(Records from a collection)

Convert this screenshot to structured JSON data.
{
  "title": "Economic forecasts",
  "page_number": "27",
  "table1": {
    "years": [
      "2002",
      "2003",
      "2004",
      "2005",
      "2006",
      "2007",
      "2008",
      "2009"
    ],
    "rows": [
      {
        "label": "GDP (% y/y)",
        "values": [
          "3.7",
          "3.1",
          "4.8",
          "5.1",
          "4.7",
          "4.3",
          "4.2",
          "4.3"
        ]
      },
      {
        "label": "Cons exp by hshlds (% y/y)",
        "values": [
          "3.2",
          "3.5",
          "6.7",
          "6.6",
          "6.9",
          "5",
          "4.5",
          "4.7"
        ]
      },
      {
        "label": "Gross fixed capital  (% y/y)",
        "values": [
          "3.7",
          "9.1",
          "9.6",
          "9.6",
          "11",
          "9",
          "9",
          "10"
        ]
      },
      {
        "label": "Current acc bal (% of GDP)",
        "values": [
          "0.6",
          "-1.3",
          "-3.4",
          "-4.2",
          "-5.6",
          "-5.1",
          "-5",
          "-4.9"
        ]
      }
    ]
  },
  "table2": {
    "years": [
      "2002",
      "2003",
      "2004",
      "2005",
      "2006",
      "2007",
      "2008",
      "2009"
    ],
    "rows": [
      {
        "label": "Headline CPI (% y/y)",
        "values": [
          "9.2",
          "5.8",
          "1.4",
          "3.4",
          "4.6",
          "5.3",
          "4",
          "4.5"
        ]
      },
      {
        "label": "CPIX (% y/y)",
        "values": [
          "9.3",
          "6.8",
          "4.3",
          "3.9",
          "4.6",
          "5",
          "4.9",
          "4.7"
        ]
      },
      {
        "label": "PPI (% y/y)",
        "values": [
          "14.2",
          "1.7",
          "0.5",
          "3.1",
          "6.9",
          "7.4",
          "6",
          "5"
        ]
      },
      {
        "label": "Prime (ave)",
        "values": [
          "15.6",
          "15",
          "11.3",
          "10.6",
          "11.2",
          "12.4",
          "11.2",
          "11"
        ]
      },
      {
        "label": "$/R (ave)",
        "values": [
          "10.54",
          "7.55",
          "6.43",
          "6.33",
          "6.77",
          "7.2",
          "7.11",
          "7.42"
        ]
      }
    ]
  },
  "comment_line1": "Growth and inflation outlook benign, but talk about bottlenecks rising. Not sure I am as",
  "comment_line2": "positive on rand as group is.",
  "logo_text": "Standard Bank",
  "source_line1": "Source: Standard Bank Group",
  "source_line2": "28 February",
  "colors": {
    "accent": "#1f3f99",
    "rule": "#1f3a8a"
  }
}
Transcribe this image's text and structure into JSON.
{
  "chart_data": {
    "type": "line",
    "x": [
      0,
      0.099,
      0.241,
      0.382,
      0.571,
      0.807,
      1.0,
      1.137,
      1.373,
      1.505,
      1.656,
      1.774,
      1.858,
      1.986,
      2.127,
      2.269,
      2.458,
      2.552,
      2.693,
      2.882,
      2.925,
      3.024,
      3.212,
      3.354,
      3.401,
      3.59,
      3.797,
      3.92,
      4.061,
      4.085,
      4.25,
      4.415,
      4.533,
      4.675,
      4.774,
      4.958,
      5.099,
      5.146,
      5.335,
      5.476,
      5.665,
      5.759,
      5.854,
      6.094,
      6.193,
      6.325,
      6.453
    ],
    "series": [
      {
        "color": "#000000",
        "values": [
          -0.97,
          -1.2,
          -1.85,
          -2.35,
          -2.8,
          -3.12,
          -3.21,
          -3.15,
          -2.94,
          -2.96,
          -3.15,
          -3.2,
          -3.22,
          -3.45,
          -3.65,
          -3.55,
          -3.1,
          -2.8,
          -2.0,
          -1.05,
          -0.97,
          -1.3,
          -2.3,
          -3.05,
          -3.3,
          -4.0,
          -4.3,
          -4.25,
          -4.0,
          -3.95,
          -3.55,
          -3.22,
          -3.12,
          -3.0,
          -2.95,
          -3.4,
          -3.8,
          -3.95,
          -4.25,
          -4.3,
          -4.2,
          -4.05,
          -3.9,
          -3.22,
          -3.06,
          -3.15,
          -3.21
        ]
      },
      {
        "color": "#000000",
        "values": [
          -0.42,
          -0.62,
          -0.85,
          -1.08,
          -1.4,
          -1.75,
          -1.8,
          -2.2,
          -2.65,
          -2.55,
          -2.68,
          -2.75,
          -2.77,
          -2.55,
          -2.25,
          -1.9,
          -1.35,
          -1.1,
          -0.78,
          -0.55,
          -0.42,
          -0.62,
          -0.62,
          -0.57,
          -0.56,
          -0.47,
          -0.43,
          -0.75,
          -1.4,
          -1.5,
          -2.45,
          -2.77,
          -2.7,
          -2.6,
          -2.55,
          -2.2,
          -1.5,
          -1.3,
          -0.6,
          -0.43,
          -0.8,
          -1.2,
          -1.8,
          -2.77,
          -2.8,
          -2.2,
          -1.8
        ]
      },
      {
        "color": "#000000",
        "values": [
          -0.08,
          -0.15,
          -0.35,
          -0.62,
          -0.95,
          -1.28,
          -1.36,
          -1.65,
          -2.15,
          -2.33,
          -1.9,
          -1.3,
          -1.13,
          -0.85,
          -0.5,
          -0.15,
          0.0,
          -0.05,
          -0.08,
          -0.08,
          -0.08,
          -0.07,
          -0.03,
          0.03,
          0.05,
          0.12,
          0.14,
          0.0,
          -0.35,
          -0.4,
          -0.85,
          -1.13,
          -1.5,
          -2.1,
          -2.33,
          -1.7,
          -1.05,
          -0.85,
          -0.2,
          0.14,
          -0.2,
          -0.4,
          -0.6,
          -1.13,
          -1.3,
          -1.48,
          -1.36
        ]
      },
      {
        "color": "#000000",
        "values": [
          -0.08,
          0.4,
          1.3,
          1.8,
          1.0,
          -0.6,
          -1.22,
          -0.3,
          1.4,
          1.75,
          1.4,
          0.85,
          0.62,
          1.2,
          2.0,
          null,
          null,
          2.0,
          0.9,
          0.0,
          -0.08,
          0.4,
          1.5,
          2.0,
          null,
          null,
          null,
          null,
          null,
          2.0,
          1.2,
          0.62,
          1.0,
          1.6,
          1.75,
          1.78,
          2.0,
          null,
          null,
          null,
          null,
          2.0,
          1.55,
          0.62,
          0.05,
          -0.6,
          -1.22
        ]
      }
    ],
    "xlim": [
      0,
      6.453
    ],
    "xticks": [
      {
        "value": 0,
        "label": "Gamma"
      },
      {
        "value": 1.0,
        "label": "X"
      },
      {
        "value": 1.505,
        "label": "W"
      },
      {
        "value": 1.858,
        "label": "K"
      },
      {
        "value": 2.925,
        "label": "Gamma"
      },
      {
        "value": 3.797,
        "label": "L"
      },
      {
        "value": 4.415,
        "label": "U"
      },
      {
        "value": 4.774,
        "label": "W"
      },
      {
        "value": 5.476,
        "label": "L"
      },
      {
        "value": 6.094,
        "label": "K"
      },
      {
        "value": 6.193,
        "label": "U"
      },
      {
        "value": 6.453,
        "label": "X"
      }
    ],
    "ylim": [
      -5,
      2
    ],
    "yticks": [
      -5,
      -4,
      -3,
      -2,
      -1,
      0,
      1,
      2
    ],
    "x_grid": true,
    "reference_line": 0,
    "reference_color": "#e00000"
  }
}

_INSTRUCTIONS FOR THE TASK:_
Search the entries for the word "Standard" and copy every line that has it.

_CORRECT RESULT:_
  "logo_text": "Standard Bank",
  "source_line1": "Source: Standard Bank Group",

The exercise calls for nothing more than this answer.